(Extracted data entries)
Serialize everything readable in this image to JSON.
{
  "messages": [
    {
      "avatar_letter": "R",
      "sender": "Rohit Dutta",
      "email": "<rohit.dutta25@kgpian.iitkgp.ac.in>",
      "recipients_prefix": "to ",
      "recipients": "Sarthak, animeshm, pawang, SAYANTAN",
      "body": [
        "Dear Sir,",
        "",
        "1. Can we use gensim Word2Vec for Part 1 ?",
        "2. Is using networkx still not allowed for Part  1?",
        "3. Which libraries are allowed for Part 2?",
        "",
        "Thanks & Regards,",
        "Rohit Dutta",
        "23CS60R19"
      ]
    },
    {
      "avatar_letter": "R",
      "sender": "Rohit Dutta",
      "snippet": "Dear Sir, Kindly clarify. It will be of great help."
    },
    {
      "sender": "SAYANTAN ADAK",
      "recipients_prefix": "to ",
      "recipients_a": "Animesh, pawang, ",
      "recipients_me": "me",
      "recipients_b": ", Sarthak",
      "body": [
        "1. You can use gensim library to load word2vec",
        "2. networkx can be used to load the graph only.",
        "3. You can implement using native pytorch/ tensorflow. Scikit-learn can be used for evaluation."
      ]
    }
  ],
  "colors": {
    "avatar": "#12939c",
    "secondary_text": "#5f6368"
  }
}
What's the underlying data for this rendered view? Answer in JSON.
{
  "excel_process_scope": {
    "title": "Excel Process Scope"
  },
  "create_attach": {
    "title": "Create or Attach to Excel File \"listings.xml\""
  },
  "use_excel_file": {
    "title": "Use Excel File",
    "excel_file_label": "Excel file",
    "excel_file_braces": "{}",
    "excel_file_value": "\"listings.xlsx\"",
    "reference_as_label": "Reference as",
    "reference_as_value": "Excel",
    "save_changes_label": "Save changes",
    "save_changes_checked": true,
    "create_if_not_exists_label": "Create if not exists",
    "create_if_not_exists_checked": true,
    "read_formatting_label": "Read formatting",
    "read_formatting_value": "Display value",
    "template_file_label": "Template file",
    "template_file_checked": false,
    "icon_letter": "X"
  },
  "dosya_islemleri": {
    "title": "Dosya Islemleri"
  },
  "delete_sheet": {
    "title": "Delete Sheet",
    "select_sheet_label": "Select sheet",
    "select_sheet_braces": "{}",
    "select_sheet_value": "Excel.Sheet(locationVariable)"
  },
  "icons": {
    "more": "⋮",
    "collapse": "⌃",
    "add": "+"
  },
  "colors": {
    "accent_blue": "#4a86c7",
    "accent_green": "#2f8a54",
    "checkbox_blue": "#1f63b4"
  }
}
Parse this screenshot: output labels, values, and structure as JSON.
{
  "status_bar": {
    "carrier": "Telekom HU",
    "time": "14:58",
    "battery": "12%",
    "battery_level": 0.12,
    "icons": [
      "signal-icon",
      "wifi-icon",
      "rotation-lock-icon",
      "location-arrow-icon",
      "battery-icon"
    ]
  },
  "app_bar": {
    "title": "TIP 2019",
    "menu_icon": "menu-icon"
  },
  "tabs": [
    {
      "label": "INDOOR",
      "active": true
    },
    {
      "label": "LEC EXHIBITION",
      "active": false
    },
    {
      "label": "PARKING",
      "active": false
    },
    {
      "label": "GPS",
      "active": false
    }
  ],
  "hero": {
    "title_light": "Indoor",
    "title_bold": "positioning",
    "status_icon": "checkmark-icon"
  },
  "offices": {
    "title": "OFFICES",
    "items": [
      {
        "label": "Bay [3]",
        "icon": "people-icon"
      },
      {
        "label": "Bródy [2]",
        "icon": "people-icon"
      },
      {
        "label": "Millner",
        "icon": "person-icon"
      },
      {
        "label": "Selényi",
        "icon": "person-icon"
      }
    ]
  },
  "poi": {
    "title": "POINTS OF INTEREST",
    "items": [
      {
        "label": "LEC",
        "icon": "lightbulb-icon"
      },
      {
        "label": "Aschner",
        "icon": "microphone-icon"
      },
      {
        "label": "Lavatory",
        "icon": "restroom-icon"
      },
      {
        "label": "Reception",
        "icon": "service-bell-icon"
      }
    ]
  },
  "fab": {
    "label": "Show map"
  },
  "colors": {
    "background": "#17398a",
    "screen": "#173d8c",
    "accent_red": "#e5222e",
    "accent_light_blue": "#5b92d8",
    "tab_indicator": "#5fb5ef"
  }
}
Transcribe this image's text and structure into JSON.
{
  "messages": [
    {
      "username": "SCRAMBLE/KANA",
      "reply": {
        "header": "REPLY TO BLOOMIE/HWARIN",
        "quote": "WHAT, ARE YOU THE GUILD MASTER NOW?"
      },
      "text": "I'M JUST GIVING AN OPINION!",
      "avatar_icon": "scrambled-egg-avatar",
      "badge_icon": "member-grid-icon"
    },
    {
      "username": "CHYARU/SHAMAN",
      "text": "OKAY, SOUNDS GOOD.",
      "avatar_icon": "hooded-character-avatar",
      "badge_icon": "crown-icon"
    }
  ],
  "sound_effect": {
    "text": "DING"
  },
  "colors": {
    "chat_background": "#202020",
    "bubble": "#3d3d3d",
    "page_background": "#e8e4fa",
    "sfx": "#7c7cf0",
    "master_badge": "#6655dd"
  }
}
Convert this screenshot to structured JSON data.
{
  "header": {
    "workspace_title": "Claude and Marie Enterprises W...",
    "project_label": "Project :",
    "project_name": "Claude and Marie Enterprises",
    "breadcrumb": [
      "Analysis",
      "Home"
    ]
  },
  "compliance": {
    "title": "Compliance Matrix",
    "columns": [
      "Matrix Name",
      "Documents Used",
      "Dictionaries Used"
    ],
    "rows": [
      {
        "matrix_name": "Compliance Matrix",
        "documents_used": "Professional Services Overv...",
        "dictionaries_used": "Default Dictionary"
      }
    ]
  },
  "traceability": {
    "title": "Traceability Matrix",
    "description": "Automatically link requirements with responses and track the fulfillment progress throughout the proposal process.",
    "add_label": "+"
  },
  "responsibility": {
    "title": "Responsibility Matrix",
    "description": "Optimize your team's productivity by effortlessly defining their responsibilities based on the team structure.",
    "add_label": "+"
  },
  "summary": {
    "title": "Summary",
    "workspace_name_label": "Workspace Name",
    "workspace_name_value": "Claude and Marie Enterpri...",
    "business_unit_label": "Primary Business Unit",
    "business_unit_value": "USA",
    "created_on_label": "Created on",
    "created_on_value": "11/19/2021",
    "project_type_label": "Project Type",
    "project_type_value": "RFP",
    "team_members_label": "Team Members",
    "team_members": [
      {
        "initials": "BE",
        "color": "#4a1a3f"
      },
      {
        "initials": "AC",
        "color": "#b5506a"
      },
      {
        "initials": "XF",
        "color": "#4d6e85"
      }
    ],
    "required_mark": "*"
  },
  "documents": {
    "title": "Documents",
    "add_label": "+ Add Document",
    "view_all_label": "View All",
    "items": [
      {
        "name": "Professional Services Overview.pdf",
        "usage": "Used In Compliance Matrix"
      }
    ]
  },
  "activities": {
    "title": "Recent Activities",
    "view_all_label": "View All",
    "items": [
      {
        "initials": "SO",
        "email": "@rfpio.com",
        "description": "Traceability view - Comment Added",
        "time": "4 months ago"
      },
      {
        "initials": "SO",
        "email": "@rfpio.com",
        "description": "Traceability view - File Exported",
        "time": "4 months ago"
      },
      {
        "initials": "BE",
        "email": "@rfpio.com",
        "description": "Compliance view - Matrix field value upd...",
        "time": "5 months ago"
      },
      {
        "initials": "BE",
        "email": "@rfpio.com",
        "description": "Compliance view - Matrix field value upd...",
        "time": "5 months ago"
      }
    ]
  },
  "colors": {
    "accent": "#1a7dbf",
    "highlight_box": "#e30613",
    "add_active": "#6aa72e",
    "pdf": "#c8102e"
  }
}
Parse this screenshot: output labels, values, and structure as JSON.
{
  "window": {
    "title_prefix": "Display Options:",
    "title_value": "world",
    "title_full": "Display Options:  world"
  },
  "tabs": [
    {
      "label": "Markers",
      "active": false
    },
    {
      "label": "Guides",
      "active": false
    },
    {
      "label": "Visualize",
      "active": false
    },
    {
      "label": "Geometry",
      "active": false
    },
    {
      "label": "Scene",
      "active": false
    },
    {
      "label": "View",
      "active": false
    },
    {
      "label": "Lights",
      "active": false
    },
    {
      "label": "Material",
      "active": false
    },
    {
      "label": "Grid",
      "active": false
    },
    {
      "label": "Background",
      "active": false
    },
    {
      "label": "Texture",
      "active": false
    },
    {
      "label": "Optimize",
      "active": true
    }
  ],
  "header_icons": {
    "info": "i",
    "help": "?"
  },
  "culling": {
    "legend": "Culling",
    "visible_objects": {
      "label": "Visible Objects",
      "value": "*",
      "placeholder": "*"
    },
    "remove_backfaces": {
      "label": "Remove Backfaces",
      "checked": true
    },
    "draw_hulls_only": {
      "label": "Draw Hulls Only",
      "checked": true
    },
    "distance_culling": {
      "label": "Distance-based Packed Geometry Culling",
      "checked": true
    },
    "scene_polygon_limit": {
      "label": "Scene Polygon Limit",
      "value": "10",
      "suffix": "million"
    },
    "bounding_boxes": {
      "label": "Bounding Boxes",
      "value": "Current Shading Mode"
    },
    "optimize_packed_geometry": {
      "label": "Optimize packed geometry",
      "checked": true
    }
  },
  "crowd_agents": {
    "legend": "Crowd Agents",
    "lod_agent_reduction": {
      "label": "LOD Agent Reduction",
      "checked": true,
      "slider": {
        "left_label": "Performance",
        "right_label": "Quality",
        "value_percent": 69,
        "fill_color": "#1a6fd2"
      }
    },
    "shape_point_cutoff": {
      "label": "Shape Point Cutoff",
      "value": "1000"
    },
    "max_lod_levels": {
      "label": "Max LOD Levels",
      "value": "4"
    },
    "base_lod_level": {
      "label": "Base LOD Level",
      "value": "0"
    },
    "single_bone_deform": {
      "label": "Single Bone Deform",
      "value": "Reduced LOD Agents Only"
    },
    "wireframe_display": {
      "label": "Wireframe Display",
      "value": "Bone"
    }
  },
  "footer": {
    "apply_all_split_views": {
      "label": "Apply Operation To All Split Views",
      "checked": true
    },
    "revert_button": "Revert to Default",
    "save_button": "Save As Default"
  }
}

Prompt: Find and copy each line above that includes the string "Marie".

The completed task:
    "workspace_title": "Claude and Marie Enterprises W...",
    "project_name": "Claude and Marie Enterprises",
    "workspace_name_value": "Claude and Marie Enterpri...",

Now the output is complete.